The acc_size keeps progressively growing as the window grows larger. This is a problem that is inherently based on the window functions and I don’t think there is an alternative solution.

Talented cats from each year say goodbye: Deduplicate rows with preference

For all cats born in the same year, we must select the most leveled-up cat for each class to lead a course of their craft: e.g. For all cats born in 2008, we need the cat with the highest level in their class.

This problem is fairly similar to the first one but so common it’s worth mentioning. Alternative phrasing is to “deduplicate rows with the same X, keep only rows with Y, discard the rest”. This is again fairly complicated for multiple values of X, but as you can probably see now, it is relatively easy with window functions. Again using the ROW_NUMBER.

select *,
row_number() over (
 partition by date_part('year', birth_date), class
      order by level desc
) from public.cats

This will assign number 1 for all cats in focus, while others will have increasing series in the group. If this was a case for deduplication (all cats from same year and class are considered as duplicate, we want to keep only those with the highest level), we could easily filter out the cats to keep (row_number = 1) and those to remove (row_number > 1).

Voting groups: Divide rows in selection into X clusters

As the elections draw near, we must prepare the voting points. We have overall 5 workers validating the IDs and we must somehow assign all cats in the system to one of them. We also need each worker to have a consecutive line of cats (ordered by the name), e.g. 1) gets cats with names A-F, 2) G – Lm, 3) Ln – O, etc. The problem is that if we set the letters as fixed, the distribution of cats can cause an overload of some workers, while others slack.
◇ ◇ ◇ ◇ ◇ ◇ ◇
> [WHAT TO WORK ON]:
• a. In the passage on SQL window functions, reproduce the part that opens with the words containing "This problem is" and closes with "using the ROW_NUMBER.".
• b. According to the passage on SQL window functions, how many workers validate the IDs at the voting points?
The listing after the passage on SQL window functions is not needed here.
◇ ◇ ◇ ◇ ◇ ◇ ◇
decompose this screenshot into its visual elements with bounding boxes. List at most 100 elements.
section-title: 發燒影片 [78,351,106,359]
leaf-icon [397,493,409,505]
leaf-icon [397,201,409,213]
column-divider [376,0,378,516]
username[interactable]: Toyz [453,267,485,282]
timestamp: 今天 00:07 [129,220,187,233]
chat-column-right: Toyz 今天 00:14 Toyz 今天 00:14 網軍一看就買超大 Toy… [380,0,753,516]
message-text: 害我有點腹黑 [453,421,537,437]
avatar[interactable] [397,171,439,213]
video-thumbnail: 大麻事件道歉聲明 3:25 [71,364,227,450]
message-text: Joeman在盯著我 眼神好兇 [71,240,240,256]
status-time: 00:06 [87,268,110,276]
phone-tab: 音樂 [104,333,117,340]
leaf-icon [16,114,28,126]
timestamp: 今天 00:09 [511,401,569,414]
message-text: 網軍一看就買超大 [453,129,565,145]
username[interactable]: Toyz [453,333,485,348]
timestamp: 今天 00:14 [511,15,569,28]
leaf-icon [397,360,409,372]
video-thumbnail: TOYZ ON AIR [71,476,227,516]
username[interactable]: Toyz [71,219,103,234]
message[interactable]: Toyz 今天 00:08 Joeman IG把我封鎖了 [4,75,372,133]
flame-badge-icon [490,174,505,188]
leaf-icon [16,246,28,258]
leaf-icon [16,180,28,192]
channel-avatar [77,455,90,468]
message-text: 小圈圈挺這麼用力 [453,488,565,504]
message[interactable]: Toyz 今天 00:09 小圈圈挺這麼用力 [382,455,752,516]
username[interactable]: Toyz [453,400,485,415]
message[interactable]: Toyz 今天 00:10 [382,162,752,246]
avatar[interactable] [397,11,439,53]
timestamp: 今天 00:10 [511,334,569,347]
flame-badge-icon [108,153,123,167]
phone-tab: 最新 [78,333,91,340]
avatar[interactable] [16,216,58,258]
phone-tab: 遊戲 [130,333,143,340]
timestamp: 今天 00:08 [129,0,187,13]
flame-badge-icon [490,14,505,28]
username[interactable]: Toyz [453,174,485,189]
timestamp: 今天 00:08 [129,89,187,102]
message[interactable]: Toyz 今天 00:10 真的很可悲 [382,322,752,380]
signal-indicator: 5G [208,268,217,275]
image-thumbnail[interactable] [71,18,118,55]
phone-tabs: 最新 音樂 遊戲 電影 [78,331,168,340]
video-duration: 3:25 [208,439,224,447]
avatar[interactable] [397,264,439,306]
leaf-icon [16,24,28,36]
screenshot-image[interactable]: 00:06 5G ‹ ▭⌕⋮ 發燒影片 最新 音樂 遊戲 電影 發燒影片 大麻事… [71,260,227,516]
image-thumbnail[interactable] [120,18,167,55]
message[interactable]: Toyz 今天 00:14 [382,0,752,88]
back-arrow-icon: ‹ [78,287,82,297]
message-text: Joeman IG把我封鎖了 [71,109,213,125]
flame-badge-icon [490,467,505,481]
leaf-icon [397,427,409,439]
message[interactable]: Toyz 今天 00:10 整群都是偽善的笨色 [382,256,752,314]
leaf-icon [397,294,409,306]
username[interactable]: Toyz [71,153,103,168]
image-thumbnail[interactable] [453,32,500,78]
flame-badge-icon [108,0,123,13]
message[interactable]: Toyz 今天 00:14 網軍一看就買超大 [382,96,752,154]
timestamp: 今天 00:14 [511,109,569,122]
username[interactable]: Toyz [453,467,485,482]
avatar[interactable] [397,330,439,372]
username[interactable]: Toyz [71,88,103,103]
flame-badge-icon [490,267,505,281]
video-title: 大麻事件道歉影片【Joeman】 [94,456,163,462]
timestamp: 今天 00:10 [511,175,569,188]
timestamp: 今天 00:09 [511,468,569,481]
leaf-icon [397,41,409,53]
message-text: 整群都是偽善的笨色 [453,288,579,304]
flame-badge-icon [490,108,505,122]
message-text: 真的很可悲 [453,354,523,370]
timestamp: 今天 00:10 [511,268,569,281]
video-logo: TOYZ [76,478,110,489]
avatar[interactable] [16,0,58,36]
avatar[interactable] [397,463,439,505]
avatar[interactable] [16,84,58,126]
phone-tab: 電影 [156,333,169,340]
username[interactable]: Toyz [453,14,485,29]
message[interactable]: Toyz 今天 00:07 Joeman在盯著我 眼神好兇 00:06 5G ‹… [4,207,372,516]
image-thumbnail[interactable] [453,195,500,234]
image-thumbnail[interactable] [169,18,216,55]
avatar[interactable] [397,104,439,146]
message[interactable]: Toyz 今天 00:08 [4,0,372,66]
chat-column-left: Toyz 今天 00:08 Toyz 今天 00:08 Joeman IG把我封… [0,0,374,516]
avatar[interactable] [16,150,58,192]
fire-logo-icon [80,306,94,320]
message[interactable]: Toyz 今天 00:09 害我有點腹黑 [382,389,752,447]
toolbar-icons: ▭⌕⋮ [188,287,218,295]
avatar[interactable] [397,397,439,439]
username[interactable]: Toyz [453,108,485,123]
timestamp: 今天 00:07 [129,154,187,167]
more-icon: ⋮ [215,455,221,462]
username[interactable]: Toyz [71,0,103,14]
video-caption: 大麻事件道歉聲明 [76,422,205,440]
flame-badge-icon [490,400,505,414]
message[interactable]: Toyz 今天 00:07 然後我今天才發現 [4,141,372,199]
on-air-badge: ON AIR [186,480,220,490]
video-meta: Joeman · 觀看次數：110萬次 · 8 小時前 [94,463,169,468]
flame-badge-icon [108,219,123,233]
◇ ◇ ◇ ◇ ◇ ◇ ◇
> [SOLUTIONS FOR EACH TASK]:
• a.
This problem is fairly similar to the first one but so common it’s worth mentioning. Alternative phrasing is to “deduplicate rows with the same X, keep only rows with Y, discard the rest”. This is again fairly complicated for multiple values of X, but as you can probably see now, it is relatively easy with window functions. Again using the ROW_NUMBER.

• b. Five workers.